_What is expected_
Transcribe the entries exactly; images are not part of the copy.

● ● ●

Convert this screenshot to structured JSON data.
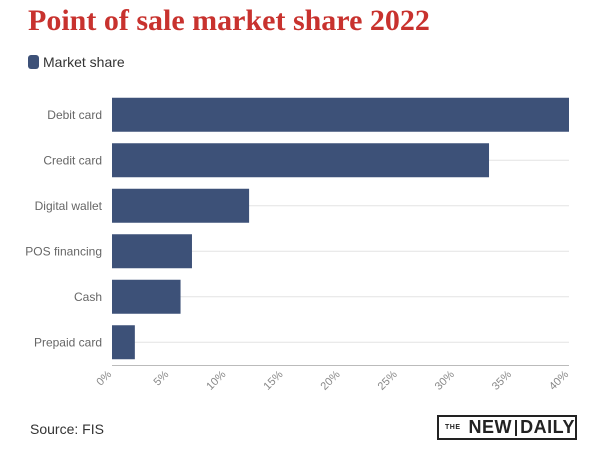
{
  "title": "Point of sale market share 2022",
  "legend": {
    "label": "Market share",
    "color": "#3d5178"
  },
  "source": "Source: FIS",
  "logo": {
    "the": "THE",
    "part1": "NEW",
    "part2": "DAILY"
  },
  "colors": {
    "title": "#c8322e",
    "bar": "#3d5178",
    "grid": "#e3e3e3"
  },
  "chart_data": {
    "type": "bar",
    "orientation": "horizontal",
    "title": "Point of sale market share 2022",
    "categories": [
      "Debit card",
      "Credit card",
      "Digital wallet",
      "POS financing",
      "Cash",
      "Prepaid card"
    ],
    "series": [
      {
        "name": "Market share",
        "values": [
          40,
          33,
          12,
          7,
          6,
          2
        ]
      }
    ],
    "xlim": [
      0,
      40
    ],
    "xticks": [
      0,
      5,
      10,
      15,
      20,
      25,
      30,
      35,
      40
    ],
    "xtick_labels": [
      "0%",
      "5%",
      "10%",
      "15%",
      "20%",
      "25%",
      "30%",
      "35%",
      "40%"
    ],
    "xlabel": "",
    "ylabel": "",
    "legend_position": "top-left",
    "grid": true
  }
}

● ● ●

_Reply_
Convert this screenshot to structured JSON data.
{
  "title": "Point of sale market share 2022",
  "legend": {
    "label": "Market share",
    "color": "#3d5178"
  },
  "source": "Source: FIS",
  "logo": {
    "the": "THE",
    "part1": "NEW",
    "part2": "DAILY"
  },
  "colors": {
    "title": "#c8322e",
    "bar": "#3d5178",
    "grid": "#e3e3e3"
  },
  "chart_data": {
    "type": "bar",
    "orientation": "horizontal",
    "title": "Point of sale market share 2022",
    "categories": [
      "Debit card",
      "Credit card",
      "Digital wallet",
      "POS financing",
      "Cash",
      "Prepaid card"
    ],
    "series": [
      {
        "name": "Market share",
        "values": [
          40,
          33,
          12,
          7,
          6,
          2
        ]
      }
    ],
    "xlim": [
      0,
      40
    ],
    "xticks": [
      0,
      5,
      10,
      15,
      20,
      25,
      30,
      35,
      40
    ],
    "xtick_labels": [
      "0%",
      "5%",
      "10%",
      "15%",
      "20%",
      "25%",
      "30%",
      "35%",
      "40%"
    ],
    "xlabel": "",
    "ylabel": "",
    "legend_position": "top-left",
    "grid": true
  }
}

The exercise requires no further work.